• _Problem to solve_
Copy out all the lines in the records that include the word "Discount".
□ □ □ □ □ □ □
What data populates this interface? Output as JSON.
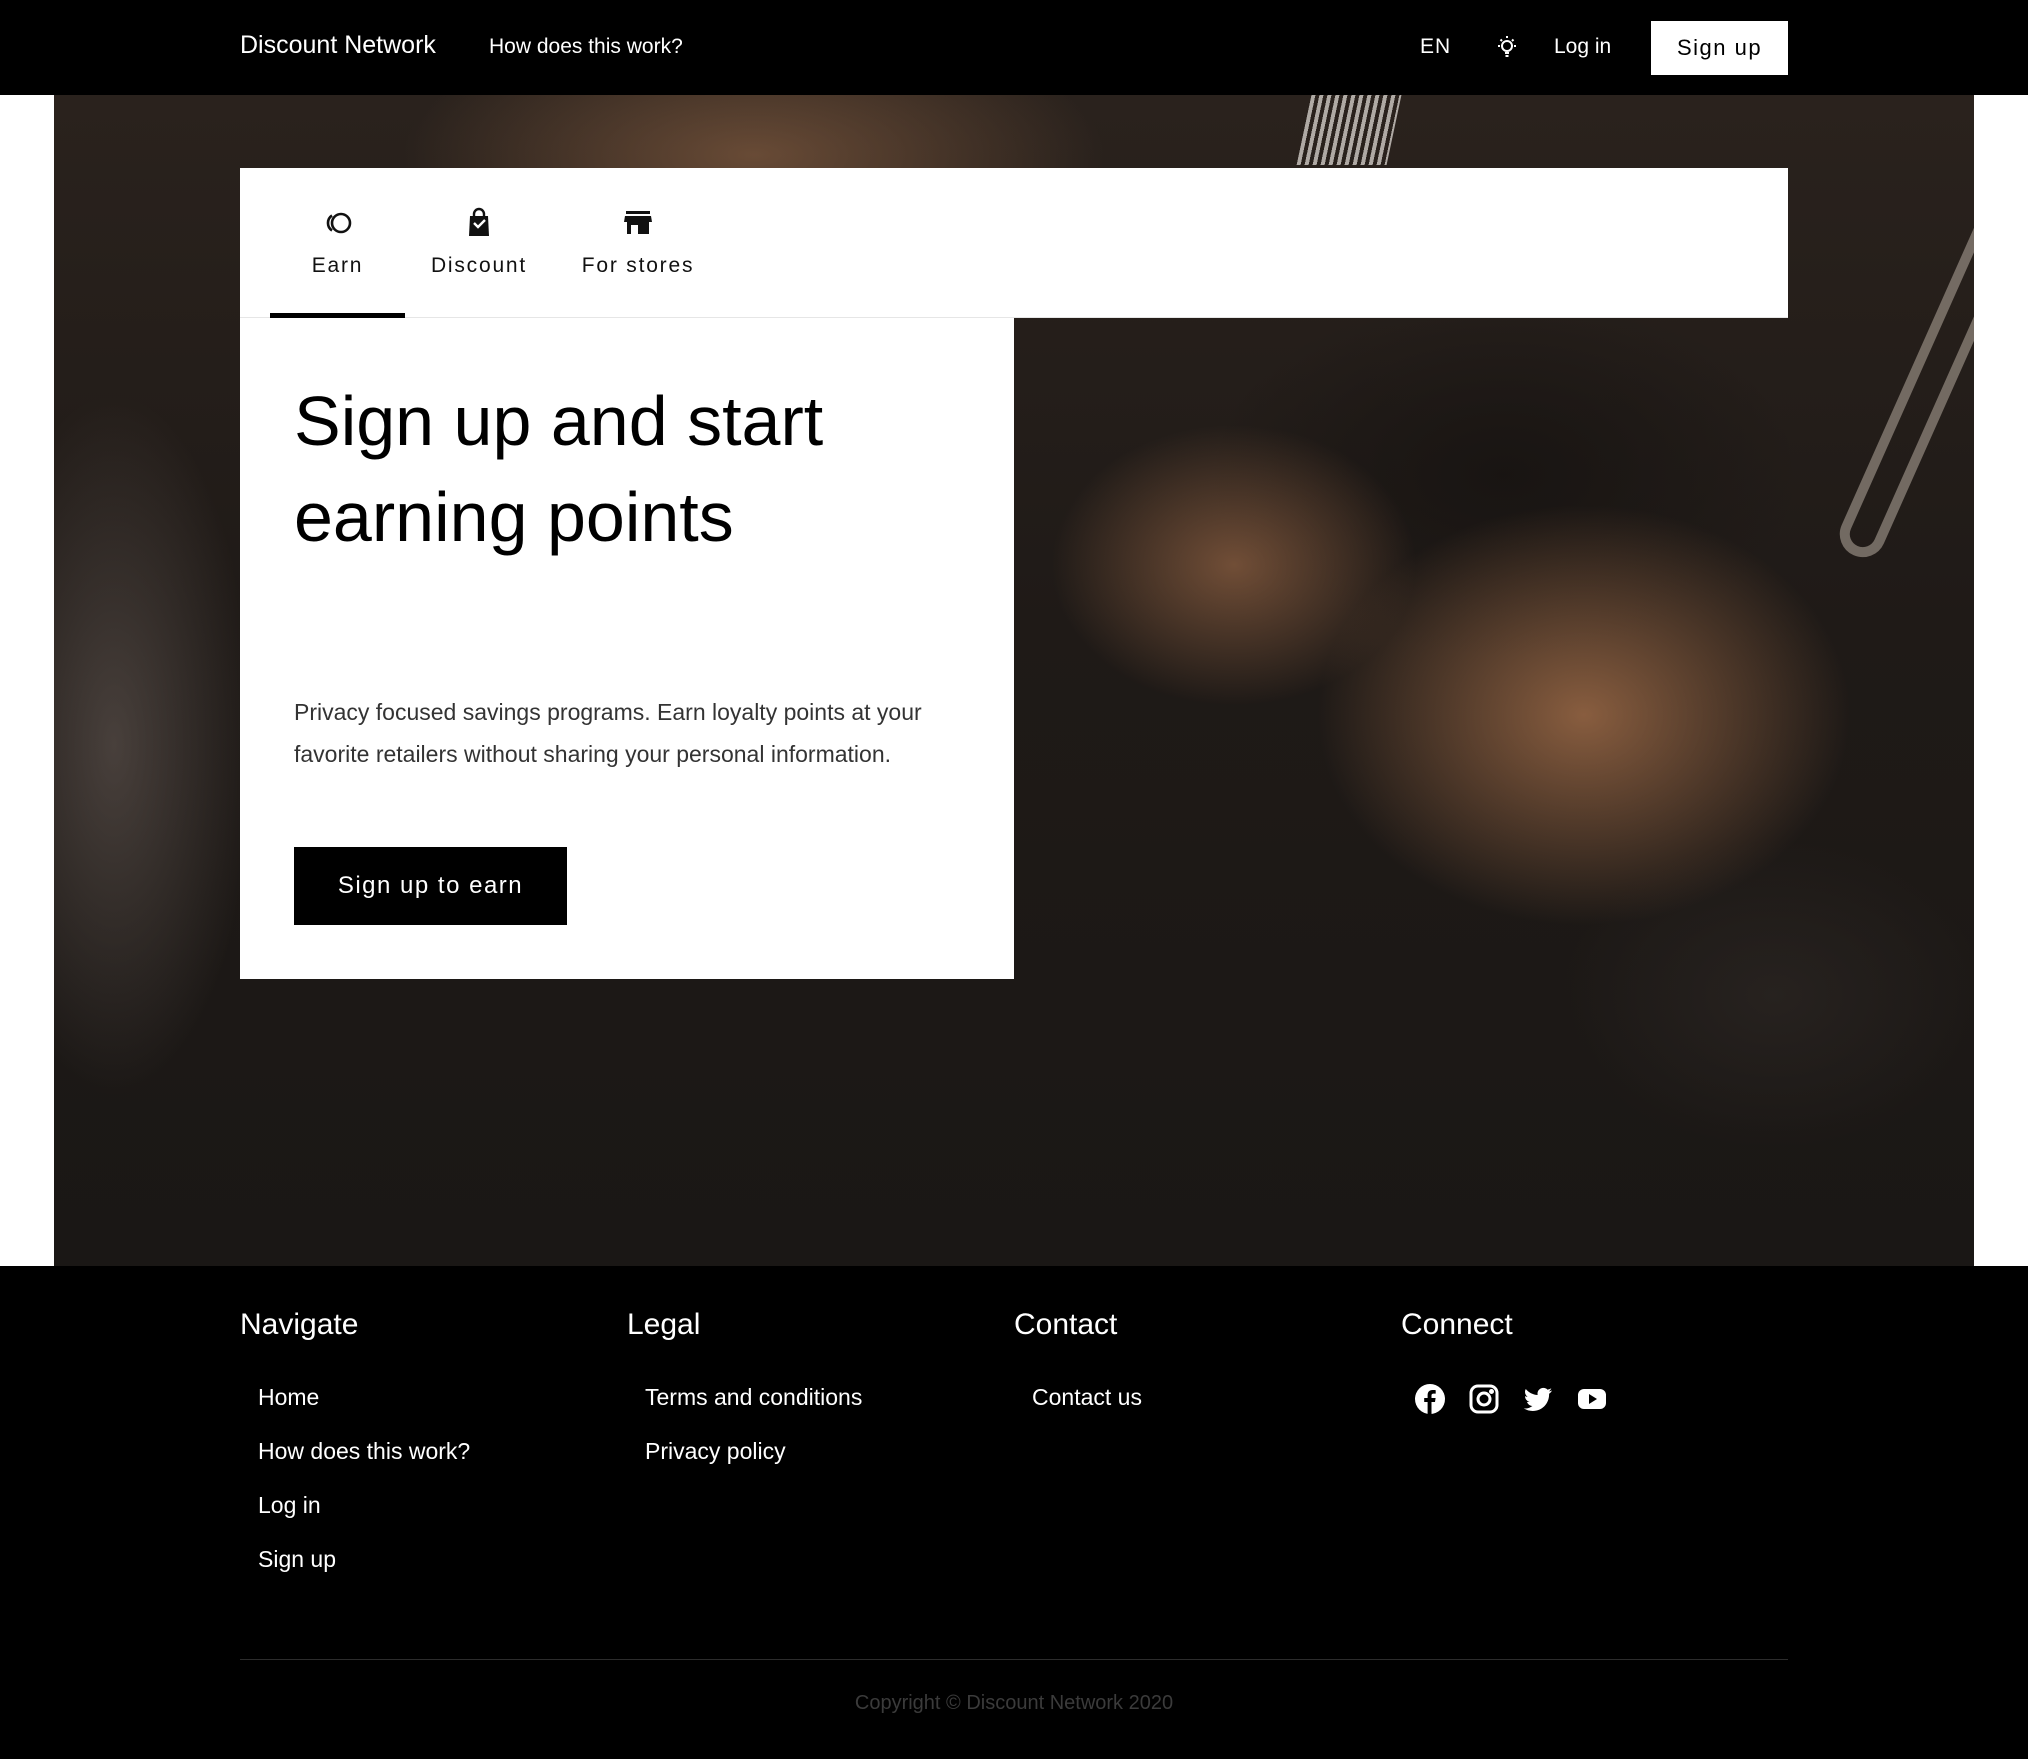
{
  "header": {
    "brand": "Discount Network",
    "how_link": "How does this work?",
    "language": "EN",
    "theme_icon": "lightbulb-icon",
    "login": "Log in",
    "signup": "Sign up"
  },
  "tabs": [
    {
      "label": "Earn",
      "icon": "coins-icon",
      "active": true
    },
    {
      "label": "Discount",
      "icon": "shopping-bag-icon",
      "active": false
    },
    {
      "label": "For stores",
      "icon": "storefront-icon",
      "active": false
    }
  ],
  "hero": {
    "headline": "Sign up and start earning points",
    "description": "Privacy focused savings programs. Earn loyalty points at your favorite retailers without sharing your personal information.",
    "cta": "Sign up to earn"
  },
  "footer": {
    "navigate": {
      "title": "Navigate",
      "links": [
        "Home",
        "How does this work?",
        "Log in",
        "Sign up"
      ]
    },
    "legal": {
      "title": "Legal",
      "links": [
        "Terms and conditions",
        "Privacy policy"
      ]
    },
    "contact": {
      "title": "Contact",
      "links": [
        "Contact us"
      ]
    },
    "connect": {
      "title": "Connect",
      "icons": [
        "facebook-icon",
        "instagram-icon",
        "twitter-icon",
        "youtube-icon"
      ]
    },
    "copyright": "Copyright © Discount Network 2020"
  },
  "colors": {
    "background": "#ffffff",
    "header": "#000000",
    "footer": "#000000",
    "accent": "#000000"
  }
}
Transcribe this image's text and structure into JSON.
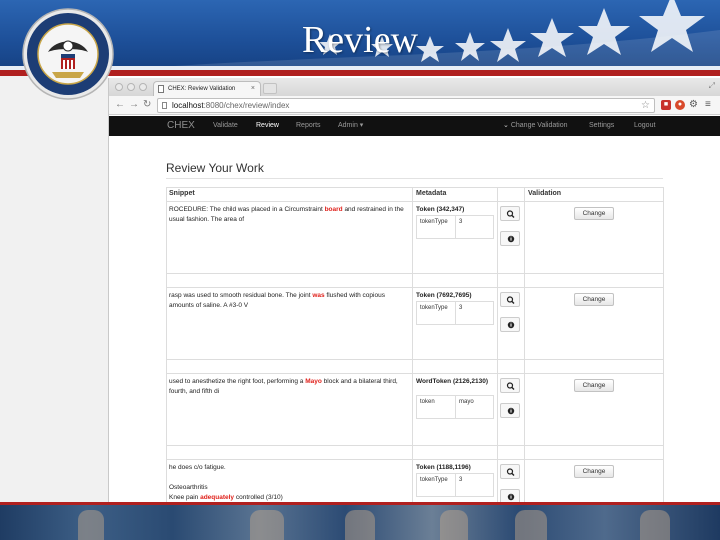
□ □ □ □ □ □ □
• _Solution for this exercise_
    "brand": "Discount Network",
      "label": "Discount",
    "copyright": "Copyright © Discount Network 2020"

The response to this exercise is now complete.